→ **Your goal**: Answer with a single number, the count of lines holding the word "text".

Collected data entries
↓↓↓

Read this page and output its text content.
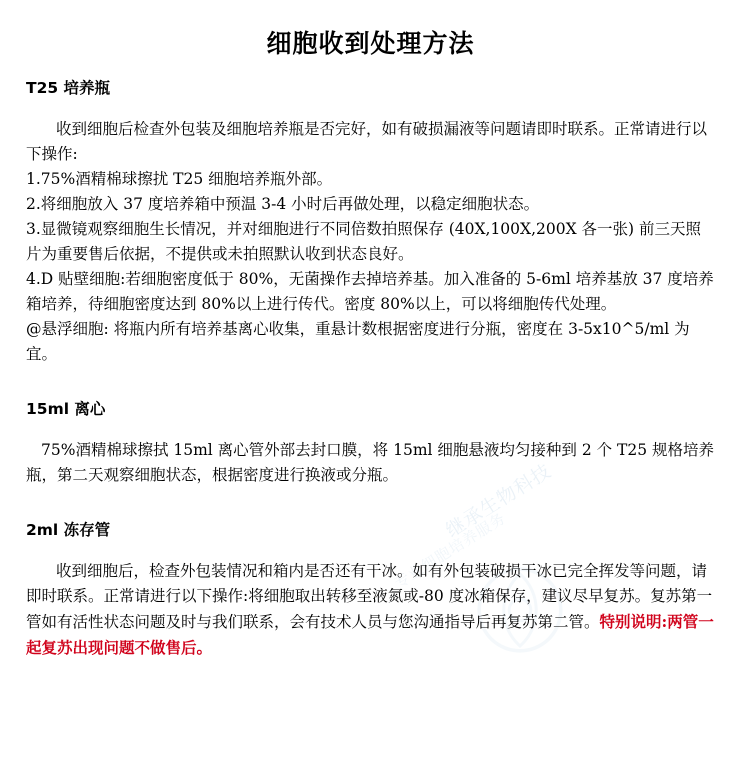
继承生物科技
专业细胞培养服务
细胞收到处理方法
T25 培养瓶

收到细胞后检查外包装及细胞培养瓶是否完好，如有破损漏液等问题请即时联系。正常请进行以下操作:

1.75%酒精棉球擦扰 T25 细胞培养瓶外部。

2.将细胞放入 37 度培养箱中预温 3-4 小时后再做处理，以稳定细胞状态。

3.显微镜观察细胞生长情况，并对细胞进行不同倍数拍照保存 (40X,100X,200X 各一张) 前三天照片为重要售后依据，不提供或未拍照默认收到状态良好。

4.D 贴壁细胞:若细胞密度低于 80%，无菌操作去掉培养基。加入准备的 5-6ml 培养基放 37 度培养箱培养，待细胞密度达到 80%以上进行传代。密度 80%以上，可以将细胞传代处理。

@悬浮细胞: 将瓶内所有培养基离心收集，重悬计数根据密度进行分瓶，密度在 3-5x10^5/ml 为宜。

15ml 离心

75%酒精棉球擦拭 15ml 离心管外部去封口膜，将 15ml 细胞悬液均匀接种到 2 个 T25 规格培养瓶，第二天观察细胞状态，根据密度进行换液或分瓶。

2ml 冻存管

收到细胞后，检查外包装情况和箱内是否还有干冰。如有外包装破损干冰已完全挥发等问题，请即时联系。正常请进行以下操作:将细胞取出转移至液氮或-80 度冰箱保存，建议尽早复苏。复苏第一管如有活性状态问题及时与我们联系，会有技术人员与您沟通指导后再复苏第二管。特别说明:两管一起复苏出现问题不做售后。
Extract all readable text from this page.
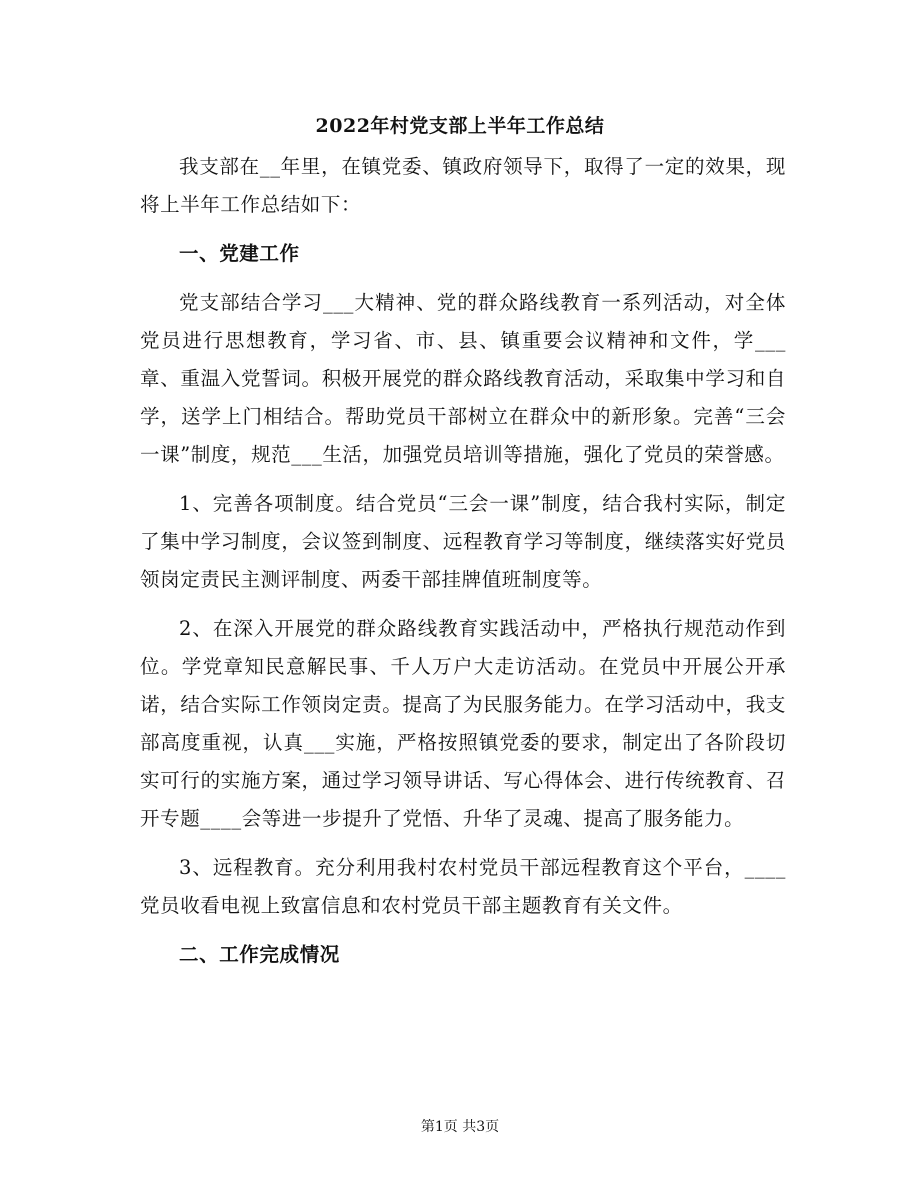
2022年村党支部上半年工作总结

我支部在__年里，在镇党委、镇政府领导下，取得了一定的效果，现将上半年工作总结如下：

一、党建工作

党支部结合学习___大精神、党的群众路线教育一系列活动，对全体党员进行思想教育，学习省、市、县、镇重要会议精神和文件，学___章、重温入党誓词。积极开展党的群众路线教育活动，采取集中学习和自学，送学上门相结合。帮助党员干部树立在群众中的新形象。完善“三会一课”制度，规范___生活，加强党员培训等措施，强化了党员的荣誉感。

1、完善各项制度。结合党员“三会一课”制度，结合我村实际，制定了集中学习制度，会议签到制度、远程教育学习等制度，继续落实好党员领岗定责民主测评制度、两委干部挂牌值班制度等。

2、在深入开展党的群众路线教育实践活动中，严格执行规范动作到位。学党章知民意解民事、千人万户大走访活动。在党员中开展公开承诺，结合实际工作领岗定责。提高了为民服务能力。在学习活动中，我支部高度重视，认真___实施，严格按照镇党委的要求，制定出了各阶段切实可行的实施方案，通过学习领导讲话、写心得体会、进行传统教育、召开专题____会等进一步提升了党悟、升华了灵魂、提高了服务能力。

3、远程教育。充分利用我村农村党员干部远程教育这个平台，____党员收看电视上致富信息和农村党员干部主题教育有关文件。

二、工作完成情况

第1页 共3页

↑↑↑

→ **Response to this task**: 2